**PROBLEM:**
For each line that holds "JSON", copy the line out.

::::

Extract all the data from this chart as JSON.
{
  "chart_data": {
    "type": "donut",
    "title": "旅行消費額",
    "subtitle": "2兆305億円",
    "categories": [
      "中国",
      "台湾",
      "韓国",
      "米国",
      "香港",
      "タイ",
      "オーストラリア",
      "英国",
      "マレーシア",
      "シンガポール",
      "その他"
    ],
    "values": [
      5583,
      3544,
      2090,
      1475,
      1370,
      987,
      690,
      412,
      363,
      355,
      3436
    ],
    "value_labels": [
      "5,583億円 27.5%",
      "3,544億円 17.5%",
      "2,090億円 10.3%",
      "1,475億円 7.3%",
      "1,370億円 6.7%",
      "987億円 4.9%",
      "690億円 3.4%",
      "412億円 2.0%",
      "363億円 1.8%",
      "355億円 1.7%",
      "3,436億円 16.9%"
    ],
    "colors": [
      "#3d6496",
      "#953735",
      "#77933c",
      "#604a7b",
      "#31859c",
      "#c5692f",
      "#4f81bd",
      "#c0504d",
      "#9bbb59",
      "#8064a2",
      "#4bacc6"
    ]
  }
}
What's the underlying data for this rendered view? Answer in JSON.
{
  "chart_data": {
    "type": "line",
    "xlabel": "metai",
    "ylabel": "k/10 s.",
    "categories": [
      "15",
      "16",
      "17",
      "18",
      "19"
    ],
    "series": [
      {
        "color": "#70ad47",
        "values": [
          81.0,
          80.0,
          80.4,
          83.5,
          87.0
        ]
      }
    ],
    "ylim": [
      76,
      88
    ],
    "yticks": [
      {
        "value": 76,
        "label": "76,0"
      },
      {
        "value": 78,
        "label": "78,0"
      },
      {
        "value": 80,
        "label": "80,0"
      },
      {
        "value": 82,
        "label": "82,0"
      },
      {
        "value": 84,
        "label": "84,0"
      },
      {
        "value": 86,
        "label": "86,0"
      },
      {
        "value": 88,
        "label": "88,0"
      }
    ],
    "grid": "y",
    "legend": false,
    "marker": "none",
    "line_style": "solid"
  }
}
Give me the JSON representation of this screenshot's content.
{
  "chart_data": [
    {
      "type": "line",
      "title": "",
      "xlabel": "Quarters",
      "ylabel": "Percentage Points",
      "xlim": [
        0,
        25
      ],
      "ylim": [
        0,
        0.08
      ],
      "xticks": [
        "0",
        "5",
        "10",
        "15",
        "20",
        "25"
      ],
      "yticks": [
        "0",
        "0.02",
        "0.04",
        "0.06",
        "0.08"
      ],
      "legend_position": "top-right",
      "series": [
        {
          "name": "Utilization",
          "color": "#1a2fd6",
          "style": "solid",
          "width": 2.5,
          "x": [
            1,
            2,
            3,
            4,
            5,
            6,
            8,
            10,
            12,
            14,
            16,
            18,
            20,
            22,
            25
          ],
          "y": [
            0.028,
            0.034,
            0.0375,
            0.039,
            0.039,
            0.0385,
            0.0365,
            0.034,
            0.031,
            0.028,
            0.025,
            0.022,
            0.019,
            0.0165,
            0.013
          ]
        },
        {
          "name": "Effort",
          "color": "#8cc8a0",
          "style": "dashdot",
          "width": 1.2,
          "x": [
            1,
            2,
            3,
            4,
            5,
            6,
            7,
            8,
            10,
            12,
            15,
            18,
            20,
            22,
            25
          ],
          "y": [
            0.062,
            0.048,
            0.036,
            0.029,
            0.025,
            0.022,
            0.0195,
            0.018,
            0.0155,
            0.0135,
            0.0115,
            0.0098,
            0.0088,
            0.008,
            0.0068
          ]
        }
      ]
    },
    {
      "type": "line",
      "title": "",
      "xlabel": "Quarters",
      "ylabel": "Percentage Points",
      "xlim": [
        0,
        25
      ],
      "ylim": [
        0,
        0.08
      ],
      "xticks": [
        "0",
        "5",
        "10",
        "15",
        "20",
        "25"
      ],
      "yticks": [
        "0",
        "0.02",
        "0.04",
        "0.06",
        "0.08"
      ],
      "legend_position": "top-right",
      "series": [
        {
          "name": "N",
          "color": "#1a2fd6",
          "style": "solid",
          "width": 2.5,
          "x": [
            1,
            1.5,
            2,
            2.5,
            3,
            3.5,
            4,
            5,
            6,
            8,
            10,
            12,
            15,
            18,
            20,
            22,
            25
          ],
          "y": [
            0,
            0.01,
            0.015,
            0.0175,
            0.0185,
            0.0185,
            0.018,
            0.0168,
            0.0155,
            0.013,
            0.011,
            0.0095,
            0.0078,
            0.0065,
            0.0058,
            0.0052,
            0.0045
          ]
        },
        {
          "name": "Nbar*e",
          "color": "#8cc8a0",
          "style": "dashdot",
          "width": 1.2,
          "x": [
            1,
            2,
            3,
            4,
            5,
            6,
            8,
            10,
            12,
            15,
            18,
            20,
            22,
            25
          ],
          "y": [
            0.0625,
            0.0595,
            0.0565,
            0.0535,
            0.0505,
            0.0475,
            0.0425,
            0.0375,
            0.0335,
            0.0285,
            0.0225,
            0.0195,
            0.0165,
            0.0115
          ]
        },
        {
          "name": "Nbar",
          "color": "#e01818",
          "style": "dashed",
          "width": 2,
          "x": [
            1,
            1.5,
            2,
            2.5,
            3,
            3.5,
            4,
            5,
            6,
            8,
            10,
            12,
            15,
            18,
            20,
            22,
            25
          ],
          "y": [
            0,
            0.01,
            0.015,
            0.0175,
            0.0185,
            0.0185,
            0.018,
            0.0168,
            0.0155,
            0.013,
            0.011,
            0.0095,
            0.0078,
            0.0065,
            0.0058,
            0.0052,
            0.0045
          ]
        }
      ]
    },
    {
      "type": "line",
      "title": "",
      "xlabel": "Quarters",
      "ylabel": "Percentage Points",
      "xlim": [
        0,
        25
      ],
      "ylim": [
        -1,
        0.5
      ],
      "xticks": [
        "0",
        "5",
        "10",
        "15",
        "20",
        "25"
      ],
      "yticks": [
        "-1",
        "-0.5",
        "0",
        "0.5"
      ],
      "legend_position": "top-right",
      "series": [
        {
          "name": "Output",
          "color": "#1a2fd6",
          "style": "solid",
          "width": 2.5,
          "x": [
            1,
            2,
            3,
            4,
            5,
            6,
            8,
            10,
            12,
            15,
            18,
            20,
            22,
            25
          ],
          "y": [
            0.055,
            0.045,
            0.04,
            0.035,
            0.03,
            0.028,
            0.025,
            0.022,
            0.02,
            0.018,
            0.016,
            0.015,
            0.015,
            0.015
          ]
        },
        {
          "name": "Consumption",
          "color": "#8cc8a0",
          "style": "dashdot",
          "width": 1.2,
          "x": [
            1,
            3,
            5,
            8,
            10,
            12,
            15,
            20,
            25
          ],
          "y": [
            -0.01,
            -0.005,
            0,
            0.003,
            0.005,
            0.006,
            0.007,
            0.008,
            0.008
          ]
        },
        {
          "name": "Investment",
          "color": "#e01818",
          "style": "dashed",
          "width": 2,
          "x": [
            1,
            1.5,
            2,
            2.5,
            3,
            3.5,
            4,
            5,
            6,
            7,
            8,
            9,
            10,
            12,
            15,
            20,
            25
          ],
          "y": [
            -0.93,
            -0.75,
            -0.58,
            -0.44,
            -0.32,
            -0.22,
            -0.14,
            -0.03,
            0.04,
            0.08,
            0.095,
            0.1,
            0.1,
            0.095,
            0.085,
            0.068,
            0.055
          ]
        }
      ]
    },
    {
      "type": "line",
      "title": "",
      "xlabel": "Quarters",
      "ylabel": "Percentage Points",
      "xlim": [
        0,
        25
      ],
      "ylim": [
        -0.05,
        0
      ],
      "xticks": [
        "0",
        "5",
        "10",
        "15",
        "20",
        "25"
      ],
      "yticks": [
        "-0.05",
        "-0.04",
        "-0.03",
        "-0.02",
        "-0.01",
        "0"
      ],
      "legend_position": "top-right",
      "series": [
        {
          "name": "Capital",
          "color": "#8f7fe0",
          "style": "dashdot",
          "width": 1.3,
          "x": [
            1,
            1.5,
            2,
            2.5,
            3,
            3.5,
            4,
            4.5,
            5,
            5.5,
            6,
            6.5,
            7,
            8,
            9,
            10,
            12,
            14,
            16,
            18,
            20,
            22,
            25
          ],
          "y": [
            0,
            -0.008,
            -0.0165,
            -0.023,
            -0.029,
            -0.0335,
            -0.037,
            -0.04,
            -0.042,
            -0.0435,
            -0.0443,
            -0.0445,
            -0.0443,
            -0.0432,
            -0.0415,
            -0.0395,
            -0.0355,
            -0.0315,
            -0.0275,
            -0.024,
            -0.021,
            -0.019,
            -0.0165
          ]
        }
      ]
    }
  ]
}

::::

**FINISHED ANSWER:**
Extract all the data from this chart as JSON.
What's the underlying data for this rendered view? Answer in JSON.
Give me the JSON representation of this screenshot's content.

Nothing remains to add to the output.